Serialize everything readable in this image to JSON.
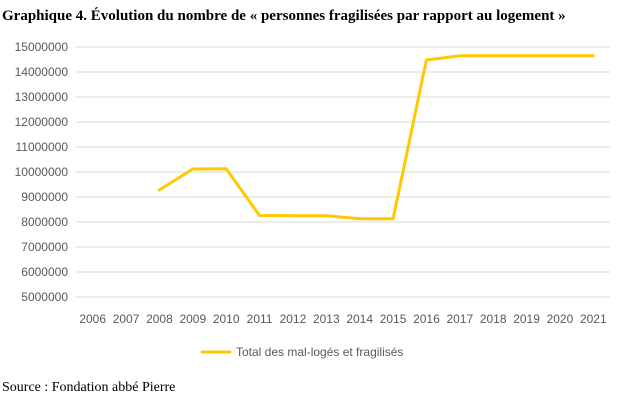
{
  "title": "Graphique 4. Évolution du nombre de « personnes fragilisées par rapport au logement »",
  "source": "Source : Fondation abbé Pierre",
  "chart_data": {
    "type": "line",
    "categories": [
      "2006",
      "2007",
      "2008",
      "2009",
      "2010",
      "2011",
      "2012",
      "2013",
      "2014",
      "2015",
      "2016",
      "2017",
      "2018",
      "2019",
      "2020",
      "2021"
    ],
    "series": [
      {
        "name": "Total des mal-logés et fragilisés",
        "color": "#FFC800",
        "values": [
          null,
          null,
          9280000,
          10120000,
          10130000,
          8260000,
          8250000,
          8250000,
          8130000,
          8130000,
          14480000,
          14650000,
          14650000,
          14650000,
          14650000,
          14650000
        ]
      }
    ],
    "ylim": [
      5000000,
      15000000
    ],
    "yticks": [
      5000000,
      6000000,
      7000000,
      8000000,
      9000000,
      10000000,
      11000000,
      12000000,
      13000000,
      14000000,
      15000000
    ],
    "grid": "horizontal",
    "legend_position": "bottom"
  }
}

• YOUR TASK: Transcribe every record above exactly, leaving out the pictures.

• RESPONSE TO THE EXERCISE:
Serialize everything readable in this image to JSON.
{
  "title": "Graphique 4. Évolution du nombre de « personnes fragilisées par rapport au logement »",
  "source": "Source : Fondation abbé Pierre",
  "chart_data": {
    "type": "line",
    "categories": [
      "2006",
      "2007",
      "2008",
      "2009",
      "2010",
      "2011",
      "2012",
      "2013",
      "2014",
      "2015",
      "2016",
      "2017",
      "2018",
      "2019",
      "2020",
      "2021"
    ],
    "series": [
      {
        "name": "Total des mal-logés et fragilisés",
        "color": "#FFC800",
        "values": [
          null,
          null,
          9280000,
          10120000,
          10130000,
          8260000,
          8250000,
          8250000,
          8130000,
          8130000,
          14480000,
          14650000,
          14650000,
          14650000,
          14650000,
          14650000
        ]
      }
    ],
    "ylim": [
      5000000,
      15000000
    ],
    "yticks": [
      5000000,
      6000000,
      7000000,
      8000000,
      9000000,
      10000000,
      11000000,
      12000000,
      13000000,
      14000000,
      15000000
    ],
    "grid": "horizontal",
    "legend_position": "bottom"
  }
}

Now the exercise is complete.